GOAL OF THE EXERCISE:
Write out all the lines again, precisely as they stand, but without the images.

Items listed in a dataset
==========
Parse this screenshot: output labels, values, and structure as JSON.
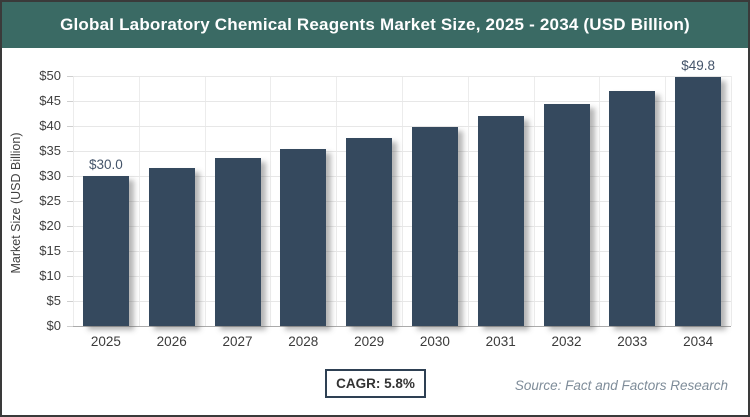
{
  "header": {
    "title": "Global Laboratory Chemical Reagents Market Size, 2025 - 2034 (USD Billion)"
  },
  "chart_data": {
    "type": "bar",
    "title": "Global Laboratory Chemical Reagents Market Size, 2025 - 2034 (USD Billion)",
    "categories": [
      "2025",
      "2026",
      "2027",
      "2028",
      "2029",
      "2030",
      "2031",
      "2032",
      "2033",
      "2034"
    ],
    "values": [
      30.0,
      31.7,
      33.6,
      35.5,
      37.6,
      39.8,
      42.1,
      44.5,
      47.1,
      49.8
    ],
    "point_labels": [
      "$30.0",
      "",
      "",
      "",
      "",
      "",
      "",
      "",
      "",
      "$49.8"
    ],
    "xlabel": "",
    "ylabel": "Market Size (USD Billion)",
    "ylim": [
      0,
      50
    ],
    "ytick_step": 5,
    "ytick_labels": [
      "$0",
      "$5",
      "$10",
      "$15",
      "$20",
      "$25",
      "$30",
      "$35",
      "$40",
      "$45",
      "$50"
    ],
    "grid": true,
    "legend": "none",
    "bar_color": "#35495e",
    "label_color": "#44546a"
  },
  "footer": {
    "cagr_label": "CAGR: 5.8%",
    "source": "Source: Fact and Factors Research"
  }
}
==========
FINISHED EXERCISE:
Parse this screenshot: output labels, values, and structure as JSON.
{
  "header": {
    "title": "Global Laboratory Chemical Reagents Market Size, 2025 - 2034 (USD Billion)"
  },
  "chart_data": {
    "type": "bar",
    "title": "Global Laboratory Chemical Reagents Market Size, 2025 - 2034 (USD Billion)",
    "categories": [
      "2025",
      "2026",
      "2027",
      "2028",
      "2029",
      "2030",
      "2031",
      "2032",
      "2033",
      "2034"
    ],
    "values": [
      30.0,
      31.7,
      33.6,
      35.5,
      37.6,
      39.8,
      42.1,
      44.5,
      47.1,
      49.8
    ],
    "point_labels": [
      "$30.0",
      "",
      "",
      "",
      "",
      "",
      "",
      "",
      "",
      "$49.8"
    ],
    "xlabel": "",
    "ylabel": "Market Size (USD Billion)",
    "ylim": [
      0,
      50
    ],
    "ytick_step": 5,
    "ytick_labels": [
      "$0",
      "$5",
      "$10",
      "$15",
      "$20",
      "$25",
      "$30",
      "$35",
      "$40",
      "$45",
      "$50"
    ],
    "grid": true,
    "legend": "none",
    "bar_color": "#35495e",
    "label_color": "#44546a"
  },
  "footer": {
    "cagr_label": "CAGR: 5.8%",
    "source": "Source: Fact and Factors Research"
  }
}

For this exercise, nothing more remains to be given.